* [The task]
Set down all of the records exactly.

Start of Data to process

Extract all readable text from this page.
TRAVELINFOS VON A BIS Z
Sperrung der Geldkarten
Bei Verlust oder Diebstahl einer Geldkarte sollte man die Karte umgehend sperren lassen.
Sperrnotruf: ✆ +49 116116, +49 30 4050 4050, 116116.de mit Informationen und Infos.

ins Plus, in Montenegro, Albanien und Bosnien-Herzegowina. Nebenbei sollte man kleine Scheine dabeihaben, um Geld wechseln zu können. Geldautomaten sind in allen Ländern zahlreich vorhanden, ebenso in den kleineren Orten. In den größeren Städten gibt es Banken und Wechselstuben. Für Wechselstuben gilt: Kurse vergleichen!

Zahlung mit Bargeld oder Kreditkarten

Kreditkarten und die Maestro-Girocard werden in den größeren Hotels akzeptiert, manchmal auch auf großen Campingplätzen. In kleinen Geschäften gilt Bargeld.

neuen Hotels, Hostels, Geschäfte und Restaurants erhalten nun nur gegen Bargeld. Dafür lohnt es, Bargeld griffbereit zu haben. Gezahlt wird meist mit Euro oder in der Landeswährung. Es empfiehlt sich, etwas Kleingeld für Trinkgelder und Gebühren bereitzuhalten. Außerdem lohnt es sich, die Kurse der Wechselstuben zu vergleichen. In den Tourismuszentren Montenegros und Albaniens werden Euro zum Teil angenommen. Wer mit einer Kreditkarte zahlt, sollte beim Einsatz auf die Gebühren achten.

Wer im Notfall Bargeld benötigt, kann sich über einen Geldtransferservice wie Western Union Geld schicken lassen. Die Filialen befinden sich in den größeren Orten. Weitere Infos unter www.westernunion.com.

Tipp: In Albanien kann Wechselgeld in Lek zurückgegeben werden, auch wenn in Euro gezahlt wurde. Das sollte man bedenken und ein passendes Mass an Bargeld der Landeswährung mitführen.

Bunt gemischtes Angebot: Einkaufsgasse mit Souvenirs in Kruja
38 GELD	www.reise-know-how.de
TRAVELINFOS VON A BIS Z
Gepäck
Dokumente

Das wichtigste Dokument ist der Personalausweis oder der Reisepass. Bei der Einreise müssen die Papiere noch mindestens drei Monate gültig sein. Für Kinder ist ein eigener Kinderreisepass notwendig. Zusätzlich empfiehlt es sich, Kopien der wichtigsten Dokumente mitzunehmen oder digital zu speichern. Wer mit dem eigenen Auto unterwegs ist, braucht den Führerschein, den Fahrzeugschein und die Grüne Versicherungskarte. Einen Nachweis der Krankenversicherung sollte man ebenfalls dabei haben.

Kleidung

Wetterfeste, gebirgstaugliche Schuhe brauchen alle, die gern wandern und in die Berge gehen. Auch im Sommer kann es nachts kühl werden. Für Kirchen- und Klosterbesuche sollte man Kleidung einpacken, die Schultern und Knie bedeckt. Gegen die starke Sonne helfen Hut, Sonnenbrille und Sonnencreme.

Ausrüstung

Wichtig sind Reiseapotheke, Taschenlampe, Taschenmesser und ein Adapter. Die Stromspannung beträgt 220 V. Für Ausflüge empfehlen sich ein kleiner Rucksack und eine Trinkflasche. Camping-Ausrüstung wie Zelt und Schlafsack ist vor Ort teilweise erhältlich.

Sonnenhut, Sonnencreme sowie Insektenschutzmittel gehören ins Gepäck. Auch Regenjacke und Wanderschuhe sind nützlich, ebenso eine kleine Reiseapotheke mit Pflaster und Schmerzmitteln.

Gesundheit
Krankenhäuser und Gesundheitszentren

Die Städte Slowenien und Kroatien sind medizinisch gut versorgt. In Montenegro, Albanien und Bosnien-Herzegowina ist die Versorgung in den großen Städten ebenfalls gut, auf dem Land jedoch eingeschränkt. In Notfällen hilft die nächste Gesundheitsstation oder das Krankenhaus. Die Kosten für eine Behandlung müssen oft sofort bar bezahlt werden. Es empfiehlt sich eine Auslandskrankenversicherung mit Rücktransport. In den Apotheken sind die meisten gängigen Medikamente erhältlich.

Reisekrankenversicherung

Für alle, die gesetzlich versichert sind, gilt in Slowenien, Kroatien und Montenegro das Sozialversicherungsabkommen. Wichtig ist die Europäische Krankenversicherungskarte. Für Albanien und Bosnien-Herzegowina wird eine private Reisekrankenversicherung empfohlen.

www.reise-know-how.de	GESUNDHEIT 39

End of Data to process

* [Answer space]
Extract all readable text from this page.
TRAVELINFOS VON A BIS Z
Sperrung der Geldkarten
Bei Verlust oder Diebstahl einer Geldkarte sollte man die Karte umgehend sperren lassen.
Sperrnotruf: ✆ +49 116116, +49 30 4050 4050, 116116.de mit Informationen und Infos.

ins Plus, in Montenegro, Albanien und Bosnien-Herzegowina. Nebenbei sollte man kleine Scheine dabeihaben, um Geld wechseln zu können. Geldautomaten sind in allen Ländern zahlreich vorhanden, ebenso in den kleineren Orten. In den größeren Städten gibt es Banken und Wechselstuben. Für Wechselstuben gilt: Kurse vergleichen!

Zahlung mit Bargeld oder Kreditkarten

Kreditkarten und die Maestro-Girocard werden in den größeren Hotels akzeptiert, manchmal auch auf großen Campingplätzen. In kleinen Geschäften gilt Bargeld.

neuen Hotels, Hostels, Geschäfte und Restaurants erhalten nun nur gegen Bargeld. Dafür lohnt es, Bargeld griffbereit zu haben. Gezahlt wird meist mit Euro oder in der Landeswährung. Es empfiehlt sich, etwas Kleingeld für Trinkgelder und Gebühren bereitzuhalten. Außerdem lohnt es sich, die Kurse der Wechselstuben zu vergleichen. In den Tourismuszentren Montenegros und Albaniens werden Euro zum Teil angenommen. Wer mit einer Kreditkarte zahlt, sollte beim Einsatz auf die Gebühren achten.

Wer im Notfall Bargeld benötigt, kann sich über einen Geldtransferservice wie Western Union Geld schicken lassen. Die Filialen befinden sich in den größeren Orten. Weitere Infos unter www.westernunion.com.

Tipp: In Albanien kann Wechselgeld in Lek zurückgegeben werden, auch wenn in Euro gezahlt wurde. Das sollte man bedenken und ein passendes Mass an Bargeld der Landeswährung mitführen.

Bunt gemischtes Angebot: Einkaufsgasse mit Souvenirs in Kruja
38 GELD	www.reise-know-how.de
TRAVELINFOS VON A BIS Z
Gepäck
Dokumente

Das wichtigste Dokument ist der Personalausweis oder der Reisepass. Bei der Einreise müssen die Papiere noch mindestens drei Monate gültig sein. Für Kinder ist ein eigener Kinderreisepass notwendig. Zusätzlich empfiehlt es sich, Kopien der wichtigsten Dokumente mitzunehmen oder digital zu speichern. Wer mit dem eigenen Auto unterwegs ist, braucht den Führerschein, den Fahrzeugschein und die Grüne Versicherungskarte. Einen Nachweis der Krankenversicherung sollte man ebenfalls dabei haben.

Kleidung

Wetterfeste, gebirgstaugliche Schuhe brauchen alle, die gern wandern und in die Berge gehen. Auch im Sommer kann es nachts kühl werden. Für Kirchen- und Klosterbesuche sollte man Kleidung einpacken, die Schultern und Knie bedeckt. Gegen die starke Sonne helfen Hut, Sonnenbrille und Sonnencreme.

Ausrüstung

Wichtig sind Reiseapotheke, Taschenlampe, Taschenmesser und ein Adapter. Die Stromspannung beträgt 220 V. Für Ausflüge empfehlen sich ein kleiner Rucksack und eine Trinkflasche. Camping-Ausrüstung wie Zelt und Schlafsack ist vor Ort teilweise erhältlich.

Sonnenhut, Sonnencreme sowie Insektenschutzmittel gehören ins Gepäck. Auch Regenjacke und Wanderschuhe sind nützlich, ebenso eine kleine Reiseapotheke mit Pflaster und Schmerzmitteln.

Gesundheit
Krankenhäuser und Gesundheitszentren

Die Städte Slowenien und Kroatien sind medizinisch gut versorgt. In Montenegro, Albanien und Bosnien-Herzegowina ist die Versorgung in den großen Städten ebenfalls gut, auf dem Land jedoch eingeschränkt. In Notfällen hilft die nächste Gesundheitsstation oder das Krankenhaus. Die Kosten für eine Behandlung müssen oft sofort bar bezahlt werden. Es empfiehlt sich eine Auslandskrankenversicherung mit Rücktransport. In den Apotheken sind die meisten gängigen Medikamente erhältlich.

Reisekrankenversicherung

Für alle, die gesetzlich versichert sind, gilt in Slowenien, Kroatien und Montenegro das Sozialversicherungsabkommen. Wichtig ist die Europäische Krankenversicherungskarte. Für Albanien und Bosnien-Herzegowina wird eine private Reisekrankenversicherung empfohlen.

www.reise-know-how.de	GESUNDHEIT 39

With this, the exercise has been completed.